• Exercise task
Pick out all lines in the listing holding the string "text" and copy them.
====== Records to process ======
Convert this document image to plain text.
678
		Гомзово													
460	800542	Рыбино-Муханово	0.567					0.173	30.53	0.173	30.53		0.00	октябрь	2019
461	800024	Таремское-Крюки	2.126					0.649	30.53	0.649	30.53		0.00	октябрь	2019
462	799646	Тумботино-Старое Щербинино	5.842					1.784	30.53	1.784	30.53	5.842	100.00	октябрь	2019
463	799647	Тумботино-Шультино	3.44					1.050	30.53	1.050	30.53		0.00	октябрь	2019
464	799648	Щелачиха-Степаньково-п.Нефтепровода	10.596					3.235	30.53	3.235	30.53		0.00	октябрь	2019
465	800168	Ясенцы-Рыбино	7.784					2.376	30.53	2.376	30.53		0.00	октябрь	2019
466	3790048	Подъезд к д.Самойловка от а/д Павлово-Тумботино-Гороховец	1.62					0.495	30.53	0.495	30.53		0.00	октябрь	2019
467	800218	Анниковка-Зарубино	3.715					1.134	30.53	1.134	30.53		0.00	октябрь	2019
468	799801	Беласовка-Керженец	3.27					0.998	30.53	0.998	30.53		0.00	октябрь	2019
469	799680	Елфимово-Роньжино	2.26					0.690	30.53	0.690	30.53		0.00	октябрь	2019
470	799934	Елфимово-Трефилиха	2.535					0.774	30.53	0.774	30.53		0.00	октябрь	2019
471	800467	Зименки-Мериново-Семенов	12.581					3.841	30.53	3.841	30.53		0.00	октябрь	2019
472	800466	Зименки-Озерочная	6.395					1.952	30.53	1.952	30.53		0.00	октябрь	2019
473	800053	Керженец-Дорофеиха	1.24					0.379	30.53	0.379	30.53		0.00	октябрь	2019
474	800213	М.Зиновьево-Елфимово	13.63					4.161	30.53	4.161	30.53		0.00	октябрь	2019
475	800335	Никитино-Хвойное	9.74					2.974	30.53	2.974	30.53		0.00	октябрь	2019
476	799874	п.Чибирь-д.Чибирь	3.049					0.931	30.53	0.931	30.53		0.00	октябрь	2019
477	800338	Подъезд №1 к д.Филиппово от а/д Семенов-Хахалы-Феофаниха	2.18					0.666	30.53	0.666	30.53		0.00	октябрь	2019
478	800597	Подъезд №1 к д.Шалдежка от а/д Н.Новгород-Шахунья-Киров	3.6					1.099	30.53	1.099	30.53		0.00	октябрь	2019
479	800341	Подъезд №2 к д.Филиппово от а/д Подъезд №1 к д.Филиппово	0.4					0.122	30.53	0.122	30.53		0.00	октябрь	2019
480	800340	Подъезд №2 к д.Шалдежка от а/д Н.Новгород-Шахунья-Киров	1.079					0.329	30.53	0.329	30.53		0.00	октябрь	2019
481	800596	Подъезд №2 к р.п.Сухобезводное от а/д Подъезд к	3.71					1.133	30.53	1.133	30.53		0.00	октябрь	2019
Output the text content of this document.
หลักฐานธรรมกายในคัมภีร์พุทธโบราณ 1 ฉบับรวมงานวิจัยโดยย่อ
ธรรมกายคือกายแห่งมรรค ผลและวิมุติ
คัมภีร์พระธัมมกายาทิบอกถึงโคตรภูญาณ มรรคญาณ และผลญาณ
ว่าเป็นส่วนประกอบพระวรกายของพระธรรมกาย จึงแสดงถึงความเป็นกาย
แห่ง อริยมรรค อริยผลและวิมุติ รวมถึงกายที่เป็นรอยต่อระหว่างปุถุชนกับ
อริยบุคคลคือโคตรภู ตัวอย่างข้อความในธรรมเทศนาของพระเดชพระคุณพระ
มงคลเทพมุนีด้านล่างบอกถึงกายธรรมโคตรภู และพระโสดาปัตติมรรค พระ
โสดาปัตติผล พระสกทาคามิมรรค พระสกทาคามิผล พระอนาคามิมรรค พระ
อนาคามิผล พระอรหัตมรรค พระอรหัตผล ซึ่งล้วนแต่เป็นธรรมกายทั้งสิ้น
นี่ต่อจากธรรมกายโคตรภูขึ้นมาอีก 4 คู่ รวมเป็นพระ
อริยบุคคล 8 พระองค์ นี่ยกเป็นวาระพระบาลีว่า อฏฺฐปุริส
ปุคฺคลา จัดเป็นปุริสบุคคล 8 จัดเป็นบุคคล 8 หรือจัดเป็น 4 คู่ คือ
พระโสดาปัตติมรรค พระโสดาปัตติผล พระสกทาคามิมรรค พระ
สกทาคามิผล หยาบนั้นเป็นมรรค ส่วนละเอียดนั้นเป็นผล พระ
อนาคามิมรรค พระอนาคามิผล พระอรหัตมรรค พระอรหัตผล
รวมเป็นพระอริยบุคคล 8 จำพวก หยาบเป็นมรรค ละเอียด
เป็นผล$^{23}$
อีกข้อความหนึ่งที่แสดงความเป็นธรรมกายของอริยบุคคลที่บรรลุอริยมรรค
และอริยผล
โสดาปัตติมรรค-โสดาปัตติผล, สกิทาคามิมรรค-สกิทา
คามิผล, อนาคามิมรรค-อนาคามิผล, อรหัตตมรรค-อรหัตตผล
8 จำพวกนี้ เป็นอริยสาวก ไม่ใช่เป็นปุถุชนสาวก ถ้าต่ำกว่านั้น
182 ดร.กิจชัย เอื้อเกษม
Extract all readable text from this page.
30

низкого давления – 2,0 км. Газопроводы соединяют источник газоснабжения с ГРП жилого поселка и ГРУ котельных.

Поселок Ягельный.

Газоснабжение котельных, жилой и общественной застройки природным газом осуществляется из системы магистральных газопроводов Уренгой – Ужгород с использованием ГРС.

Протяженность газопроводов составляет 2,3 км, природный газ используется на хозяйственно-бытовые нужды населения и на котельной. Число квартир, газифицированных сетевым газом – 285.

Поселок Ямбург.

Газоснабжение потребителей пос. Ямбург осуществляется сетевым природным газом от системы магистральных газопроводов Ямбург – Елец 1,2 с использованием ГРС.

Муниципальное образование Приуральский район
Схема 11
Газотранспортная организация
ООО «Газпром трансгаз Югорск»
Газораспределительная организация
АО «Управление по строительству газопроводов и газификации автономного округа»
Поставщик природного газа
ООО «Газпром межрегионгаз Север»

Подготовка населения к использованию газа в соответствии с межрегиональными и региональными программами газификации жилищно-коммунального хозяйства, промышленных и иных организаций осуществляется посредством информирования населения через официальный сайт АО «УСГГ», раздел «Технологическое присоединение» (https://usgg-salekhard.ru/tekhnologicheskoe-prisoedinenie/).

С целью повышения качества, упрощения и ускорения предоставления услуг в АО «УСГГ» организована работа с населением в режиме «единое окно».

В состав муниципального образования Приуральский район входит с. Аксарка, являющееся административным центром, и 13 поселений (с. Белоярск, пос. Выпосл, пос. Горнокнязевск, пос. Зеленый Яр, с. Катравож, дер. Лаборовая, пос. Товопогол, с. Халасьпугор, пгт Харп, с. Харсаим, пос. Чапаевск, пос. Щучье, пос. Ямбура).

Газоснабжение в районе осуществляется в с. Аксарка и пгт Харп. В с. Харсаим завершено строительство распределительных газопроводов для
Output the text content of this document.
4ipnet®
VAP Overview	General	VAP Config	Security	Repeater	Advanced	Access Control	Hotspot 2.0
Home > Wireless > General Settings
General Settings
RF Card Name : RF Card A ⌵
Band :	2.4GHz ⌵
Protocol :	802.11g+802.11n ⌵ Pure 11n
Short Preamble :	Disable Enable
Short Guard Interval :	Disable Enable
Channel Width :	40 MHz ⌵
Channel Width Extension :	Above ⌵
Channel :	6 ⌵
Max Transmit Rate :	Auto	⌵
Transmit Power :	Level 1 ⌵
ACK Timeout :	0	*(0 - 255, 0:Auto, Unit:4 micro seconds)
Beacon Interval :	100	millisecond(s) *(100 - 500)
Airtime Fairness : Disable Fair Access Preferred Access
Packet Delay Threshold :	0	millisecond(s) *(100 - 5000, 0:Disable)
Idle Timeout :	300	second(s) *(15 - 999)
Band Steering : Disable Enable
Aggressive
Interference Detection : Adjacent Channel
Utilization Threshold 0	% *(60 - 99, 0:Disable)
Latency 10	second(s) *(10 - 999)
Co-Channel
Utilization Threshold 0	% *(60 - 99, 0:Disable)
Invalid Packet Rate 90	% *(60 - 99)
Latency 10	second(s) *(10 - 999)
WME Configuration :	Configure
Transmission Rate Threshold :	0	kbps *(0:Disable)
======
• Solution below
Convert this document image to plain text.
Output the text content of this document.
Extract all readable text from this page.
Output the text content of this document.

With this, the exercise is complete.